Set exercise:
Gather all lines from the material that contain the word "населения".

Data supplied:

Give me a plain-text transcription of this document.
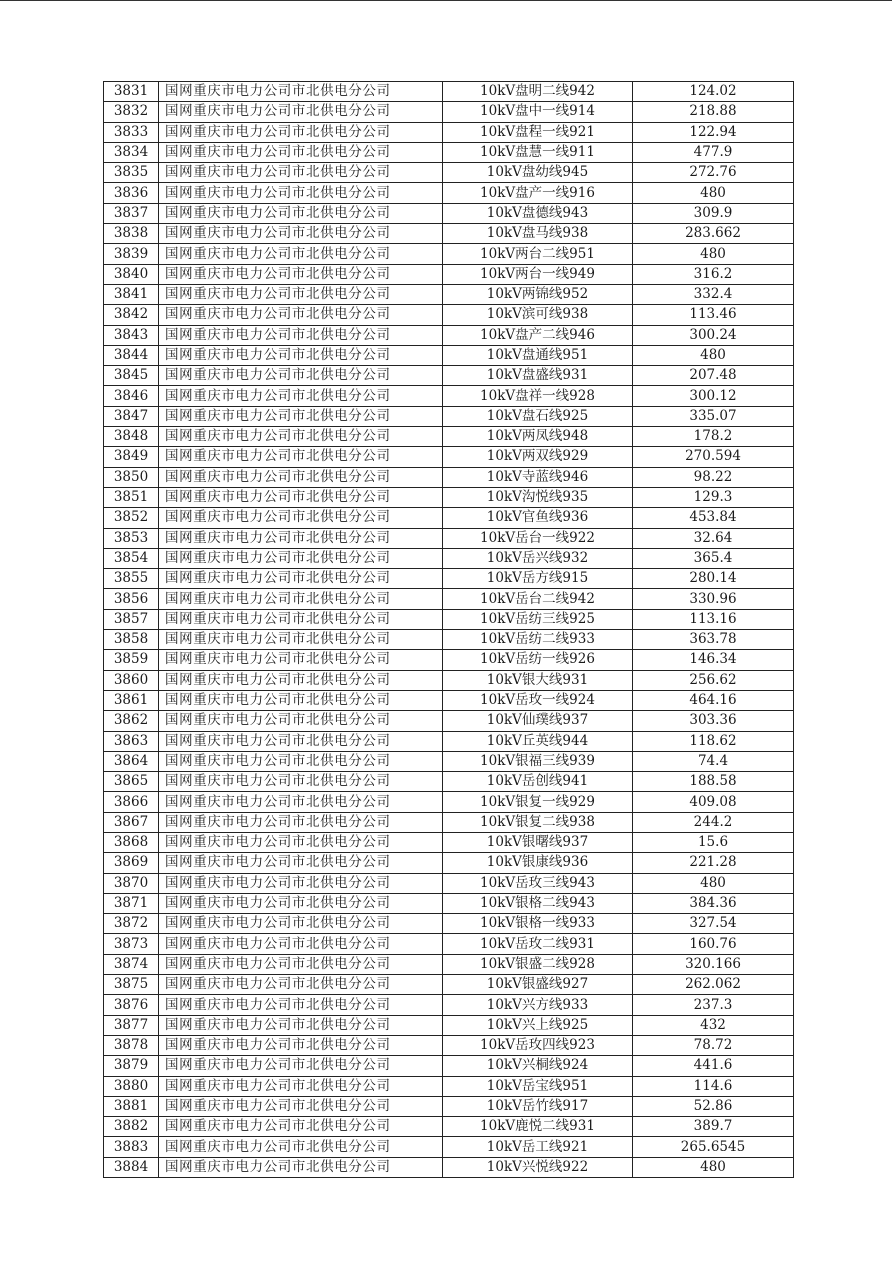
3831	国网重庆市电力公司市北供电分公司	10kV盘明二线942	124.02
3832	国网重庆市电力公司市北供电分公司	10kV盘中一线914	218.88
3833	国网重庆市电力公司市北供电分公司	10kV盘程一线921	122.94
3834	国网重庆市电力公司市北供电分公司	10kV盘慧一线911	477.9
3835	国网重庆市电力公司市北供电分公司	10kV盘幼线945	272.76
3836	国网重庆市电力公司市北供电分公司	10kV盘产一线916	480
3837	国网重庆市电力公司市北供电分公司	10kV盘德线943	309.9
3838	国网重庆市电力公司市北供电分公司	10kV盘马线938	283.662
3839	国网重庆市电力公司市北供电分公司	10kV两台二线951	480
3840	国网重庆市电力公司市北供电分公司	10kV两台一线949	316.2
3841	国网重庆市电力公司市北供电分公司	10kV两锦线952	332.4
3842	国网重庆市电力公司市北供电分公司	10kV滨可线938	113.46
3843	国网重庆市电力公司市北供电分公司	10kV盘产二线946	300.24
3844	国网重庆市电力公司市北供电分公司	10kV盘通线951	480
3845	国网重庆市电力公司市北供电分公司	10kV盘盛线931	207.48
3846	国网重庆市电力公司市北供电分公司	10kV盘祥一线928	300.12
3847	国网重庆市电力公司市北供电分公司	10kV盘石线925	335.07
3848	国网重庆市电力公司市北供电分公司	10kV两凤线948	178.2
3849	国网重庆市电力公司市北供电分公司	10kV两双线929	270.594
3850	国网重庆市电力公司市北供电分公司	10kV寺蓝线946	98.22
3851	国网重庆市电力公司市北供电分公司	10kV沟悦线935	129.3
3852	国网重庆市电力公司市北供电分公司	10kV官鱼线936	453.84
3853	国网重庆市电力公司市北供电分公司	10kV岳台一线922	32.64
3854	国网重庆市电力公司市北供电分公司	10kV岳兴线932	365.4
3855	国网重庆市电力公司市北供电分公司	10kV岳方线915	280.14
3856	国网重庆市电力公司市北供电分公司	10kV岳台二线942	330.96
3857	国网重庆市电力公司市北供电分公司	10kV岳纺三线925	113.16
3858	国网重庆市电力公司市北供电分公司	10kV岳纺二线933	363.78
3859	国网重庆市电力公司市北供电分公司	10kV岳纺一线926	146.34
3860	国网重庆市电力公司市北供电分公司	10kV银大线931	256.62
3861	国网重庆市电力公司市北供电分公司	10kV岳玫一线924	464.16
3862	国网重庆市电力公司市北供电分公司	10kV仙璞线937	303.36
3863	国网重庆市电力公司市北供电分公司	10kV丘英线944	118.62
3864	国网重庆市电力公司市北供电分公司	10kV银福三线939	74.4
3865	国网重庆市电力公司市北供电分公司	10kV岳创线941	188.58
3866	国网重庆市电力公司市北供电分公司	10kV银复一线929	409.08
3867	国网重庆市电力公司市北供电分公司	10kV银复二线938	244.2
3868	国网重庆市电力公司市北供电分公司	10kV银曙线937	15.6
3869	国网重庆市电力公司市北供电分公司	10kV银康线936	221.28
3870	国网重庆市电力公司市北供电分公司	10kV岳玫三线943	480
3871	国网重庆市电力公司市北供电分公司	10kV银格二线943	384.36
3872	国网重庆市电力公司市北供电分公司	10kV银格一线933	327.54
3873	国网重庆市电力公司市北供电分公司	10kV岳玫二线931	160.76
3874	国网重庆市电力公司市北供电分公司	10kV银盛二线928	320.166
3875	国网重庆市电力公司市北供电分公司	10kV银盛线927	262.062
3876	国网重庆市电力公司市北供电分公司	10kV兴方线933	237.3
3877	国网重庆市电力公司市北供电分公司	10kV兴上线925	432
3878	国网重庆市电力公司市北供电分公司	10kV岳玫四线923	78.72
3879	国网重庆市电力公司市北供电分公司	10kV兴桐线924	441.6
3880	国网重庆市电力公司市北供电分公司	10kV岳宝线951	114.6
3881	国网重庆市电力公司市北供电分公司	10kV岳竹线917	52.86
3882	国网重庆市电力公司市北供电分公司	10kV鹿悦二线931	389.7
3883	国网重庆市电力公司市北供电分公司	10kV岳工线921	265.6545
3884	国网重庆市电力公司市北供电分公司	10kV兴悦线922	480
==
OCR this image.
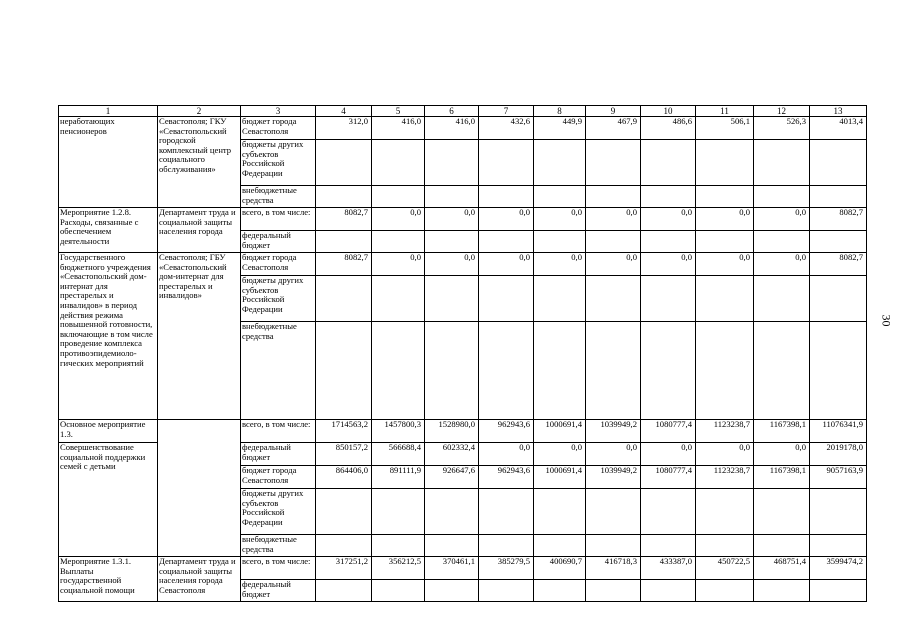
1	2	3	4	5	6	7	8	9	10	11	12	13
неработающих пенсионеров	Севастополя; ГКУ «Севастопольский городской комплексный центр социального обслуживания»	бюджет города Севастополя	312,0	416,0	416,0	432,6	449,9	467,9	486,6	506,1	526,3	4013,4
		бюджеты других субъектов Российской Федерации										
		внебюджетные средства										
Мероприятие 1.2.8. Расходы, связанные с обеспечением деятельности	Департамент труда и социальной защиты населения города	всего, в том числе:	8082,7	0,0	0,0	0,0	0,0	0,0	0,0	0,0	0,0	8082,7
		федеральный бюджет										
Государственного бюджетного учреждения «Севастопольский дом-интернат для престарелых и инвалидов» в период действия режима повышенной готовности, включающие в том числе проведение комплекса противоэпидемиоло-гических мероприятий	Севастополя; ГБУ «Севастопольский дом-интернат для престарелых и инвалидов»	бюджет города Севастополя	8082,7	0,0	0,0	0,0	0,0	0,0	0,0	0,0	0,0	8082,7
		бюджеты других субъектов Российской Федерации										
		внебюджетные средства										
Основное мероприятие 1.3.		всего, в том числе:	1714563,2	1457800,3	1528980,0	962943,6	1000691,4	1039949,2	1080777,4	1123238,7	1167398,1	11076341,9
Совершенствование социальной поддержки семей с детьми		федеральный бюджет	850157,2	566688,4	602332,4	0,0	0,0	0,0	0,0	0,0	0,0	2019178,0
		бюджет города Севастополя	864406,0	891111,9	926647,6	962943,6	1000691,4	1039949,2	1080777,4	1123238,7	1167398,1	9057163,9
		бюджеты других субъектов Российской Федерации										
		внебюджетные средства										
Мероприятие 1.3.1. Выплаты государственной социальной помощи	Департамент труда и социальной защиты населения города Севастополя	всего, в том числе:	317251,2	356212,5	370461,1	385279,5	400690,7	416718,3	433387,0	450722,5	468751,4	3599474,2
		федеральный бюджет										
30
* * *
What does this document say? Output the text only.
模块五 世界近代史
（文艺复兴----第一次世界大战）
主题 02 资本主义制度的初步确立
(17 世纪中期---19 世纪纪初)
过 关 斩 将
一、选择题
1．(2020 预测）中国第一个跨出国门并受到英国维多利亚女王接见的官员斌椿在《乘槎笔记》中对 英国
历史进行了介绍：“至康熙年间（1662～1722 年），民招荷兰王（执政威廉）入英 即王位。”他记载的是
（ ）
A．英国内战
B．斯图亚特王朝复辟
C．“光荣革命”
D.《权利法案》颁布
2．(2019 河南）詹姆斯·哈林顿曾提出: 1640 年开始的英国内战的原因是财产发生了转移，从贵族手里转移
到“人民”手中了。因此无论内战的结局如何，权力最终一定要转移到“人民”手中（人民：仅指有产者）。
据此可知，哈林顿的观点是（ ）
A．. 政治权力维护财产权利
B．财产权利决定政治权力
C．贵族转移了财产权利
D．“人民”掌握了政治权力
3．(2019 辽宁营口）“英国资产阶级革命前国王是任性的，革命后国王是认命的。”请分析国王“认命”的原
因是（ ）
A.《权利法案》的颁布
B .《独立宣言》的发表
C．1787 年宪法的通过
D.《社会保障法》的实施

Complete output:
Мероприятие 1.2.8. Расходы, связанные с обеспечением деятельности	Департамент труда и социальной защиты населения города	всего, в том числе:	8082,7	0,0	0,0	0,0	0,0	0,0	0,0	0,0	0,0	8082,7
Мероприятие 1.3.1. Выплаты государственной социальной помощи	Департамент труда и социальной защиты населения города Севастополя	всего, в том числе:	317251,2	356212,5	370461,1	385279,5	400690,7	416718,3	433387,0	450722,5	468751,4	3599474,2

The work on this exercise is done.